**PROBLEM DESCRIPTION:**
Below are some entries. Copy each line that holds the string "name".

=== RECORDS SHOWN ===

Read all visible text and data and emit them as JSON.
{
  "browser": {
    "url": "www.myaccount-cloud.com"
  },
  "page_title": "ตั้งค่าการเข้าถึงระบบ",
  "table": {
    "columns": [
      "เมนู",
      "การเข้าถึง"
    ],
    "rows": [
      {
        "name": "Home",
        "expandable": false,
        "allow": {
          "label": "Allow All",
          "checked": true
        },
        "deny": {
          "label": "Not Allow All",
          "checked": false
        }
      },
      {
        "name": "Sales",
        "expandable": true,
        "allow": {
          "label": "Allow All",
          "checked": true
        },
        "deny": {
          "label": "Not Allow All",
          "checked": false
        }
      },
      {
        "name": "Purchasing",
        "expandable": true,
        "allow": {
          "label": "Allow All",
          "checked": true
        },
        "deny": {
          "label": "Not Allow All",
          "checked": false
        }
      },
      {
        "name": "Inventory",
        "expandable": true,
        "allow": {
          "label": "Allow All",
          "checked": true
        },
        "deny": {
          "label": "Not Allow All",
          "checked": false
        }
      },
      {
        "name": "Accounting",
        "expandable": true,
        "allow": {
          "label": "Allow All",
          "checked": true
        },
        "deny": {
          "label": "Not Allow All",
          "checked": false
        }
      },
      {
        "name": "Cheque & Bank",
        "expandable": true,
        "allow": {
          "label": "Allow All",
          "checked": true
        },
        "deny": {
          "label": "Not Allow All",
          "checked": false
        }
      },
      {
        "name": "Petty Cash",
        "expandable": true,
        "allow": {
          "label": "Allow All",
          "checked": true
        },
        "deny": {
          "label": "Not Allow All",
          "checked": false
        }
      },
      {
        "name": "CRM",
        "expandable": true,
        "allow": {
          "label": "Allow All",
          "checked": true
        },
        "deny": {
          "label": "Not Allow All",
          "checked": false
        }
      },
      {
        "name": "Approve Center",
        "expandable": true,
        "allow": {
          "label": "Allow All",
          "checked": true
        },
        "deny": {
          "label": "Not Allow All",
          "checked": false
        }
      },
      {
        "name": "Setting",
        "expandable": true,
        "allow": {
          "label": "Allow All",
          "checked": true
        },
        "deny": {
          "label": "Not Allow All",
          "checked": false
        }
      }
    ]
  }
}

===

**COMPLETED TASK:**
        "name": "Home",
        "name": "Sales",
        "name": "Purchasing",
        "name": "Inventory",
        "name": "Accounting",
        "name": "Cheque & Bank",
        "name": "Petty Cash",
        "name": "CRM",
        "name": "Approve Center",
        "name": "Setting",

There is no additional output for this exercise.